** start ENTRIES **

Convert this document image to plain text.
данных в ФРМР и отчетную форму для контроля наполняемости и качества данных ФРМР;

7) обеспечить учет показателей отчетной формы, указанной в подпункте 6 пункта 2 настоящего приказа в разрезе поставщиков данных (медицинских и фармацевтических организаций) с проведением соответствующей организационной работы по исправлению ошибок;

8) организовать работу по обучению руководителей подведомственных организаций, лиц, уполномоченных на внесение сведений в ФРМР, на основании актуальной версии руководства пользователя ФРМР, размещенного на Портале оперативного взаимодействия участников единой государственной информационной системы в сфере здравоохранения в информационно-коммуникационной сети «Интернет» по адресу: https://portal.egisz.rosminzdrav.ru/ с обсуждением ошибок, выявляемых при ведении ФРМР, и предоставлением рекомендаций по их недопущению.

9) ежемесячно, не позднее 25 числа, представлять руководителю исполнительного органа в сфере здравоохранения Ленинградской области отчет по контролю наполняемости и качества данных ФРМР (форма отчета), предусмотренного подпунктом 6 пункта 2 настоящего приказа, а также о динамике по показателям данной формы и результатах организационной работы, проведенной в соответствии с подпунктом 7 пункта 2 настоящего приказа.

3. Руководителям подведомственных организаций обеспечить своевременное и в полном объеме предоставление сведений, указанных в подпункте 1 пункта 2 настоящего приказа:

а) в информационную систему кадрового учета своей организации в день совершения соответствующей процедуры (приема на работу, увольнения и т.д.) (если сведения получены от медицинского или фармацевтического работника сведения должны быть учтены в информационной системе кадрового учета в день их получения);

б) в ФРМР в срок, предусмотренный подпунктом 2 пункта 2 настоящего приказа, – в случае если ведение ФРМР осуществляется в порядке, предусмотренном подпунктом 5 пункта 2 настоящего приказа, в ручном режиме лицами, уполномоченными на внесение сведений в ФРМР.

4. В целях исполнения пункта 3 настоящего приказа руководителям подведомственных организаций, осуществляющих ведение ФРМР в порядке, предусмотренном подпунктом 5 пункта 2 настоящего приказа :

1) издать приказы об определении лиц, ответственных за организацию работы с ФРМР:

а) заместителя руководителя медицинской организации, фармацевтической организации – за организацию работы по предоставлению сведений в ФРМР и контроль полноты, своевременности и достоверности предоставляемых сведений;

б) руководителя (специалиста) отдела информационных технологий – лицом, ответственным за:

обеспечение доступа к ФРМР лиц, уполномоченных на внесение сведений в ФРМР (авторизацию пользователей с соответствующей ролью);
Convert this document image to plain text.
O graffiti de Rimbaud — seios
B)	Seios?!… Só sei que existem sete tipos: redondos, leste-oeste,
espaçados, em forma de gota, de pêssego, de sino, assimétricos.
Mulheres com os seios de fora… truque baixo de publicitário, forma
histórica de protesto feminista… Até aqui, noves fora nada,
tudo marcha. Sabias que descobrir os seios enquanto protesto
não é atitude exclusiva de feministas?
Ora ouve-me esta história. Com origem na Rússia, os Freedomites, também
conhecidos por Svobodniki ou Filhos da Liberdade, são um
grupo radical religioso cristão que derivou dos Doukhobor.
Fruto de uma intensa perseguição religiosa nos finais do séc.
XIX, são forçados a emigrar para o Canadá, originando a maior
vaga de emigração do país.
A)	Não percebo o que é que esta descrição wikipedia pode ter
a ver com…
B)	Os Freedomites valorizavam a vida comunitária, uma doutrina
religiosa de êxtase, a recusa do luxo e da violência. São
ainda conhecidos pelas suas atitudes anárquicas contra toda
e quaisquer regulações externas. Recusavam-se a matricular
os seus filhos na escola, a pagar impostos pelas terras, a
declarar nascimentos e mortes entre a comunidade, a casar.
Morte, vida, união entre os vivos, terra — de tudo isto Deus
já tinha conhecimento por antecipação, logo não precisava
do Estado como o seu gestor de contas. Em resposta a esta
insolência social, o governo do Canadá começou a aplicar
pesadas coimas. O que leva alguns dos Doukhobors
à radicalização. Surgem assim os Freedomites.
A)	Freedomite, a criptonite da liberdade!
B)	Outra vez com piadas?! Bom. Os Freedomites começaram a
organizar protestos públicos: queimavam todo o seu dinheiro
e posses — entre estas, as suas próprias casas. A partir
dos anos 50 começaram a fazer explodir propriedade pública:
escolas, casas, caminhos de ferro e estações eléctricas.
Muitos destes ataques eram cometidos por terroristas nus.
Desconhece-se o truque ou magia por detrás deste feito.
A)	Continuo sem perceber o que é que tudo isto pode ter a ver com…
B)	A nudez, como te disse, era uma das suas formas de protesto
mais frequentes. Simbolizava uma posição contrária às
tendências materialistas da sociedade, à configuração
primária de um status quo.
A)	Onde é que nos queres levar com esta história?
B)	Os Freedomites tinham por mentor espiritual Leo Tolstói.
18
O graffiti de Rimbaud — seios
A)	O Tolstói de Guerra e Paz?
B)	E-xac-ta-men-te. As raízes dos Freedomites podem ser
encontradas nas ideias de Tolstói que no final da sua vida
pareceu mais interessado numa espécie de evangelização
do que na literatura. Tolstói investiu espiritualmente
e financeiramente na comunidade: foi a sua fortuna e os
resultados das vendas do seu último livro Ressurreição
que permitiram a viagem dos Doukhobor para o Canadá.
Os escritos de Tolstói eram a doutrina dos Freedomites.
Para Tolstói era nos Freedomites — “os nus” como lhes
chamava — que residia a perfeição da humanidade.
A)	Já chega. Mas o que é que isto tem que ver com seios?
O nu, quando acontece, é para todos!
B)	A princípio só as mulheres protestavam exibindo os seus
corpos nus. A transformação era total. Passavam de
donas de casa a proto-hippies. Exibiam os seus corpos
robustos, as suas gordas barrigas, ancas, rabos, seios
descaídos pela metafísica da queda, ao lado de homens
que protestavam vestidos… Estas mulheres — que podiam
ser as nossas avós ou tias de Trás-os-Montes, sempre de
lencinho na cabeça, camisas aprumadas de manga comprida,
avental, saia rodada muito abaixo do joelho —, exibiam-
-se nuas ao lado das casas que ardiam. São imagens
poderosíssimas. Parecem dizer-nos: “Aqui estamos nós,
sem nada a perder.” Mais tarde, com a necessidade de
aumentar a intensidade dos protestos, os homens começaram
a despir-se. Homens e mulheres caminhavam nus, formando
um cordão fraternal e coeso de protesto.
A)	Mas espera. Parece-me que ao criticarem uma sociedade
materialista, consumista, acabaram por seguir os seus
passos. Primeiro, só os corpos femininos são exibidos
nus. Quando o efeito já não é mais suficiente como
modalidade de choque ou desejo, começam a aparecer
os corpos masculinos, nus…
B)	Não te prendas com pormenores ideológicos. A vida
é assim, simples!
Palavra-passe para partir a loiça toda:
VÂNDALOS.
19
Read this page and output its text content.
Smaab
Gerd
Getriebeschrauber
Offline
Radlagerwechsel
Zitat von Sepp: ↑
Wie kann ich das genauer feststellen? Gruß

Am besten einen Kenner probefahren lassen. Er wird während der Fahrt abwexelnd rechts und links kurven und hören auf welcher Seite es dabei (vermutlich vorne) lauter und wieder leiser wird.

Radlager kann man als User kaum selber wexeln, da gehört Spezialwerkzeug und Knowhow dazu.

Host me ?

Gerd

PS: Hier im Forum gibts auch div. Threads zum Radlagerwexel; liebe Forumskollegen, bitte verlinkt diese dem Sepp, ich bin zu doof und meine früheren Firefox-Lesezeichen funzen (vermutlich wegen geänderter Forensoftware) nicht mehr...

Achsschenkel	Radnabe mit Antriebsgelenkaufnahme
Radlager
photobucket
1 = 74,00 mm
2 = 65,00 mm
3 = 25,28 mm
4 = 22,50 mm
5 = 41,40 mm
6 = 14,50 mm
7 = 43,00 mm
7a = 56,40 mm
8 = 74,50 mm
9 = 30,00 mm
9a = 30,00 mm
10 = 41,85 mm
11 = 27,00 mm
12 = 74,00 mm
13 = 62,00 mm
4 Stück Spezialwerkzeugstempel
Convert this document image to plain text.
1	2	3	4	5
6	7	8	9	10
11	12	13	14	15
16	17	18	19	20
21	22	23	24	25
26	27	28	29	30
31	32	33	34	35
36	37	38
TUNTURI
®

** end ENTRIES **

[WHAT IS ASKED]: Which lines contain "protestos"? Copy each of them.

[EXERCISE RESPONSE]:
organizar protestos públicos: queimavam todo o seu dinheiro
aumentar a intensidade dos protestos, os homens começaram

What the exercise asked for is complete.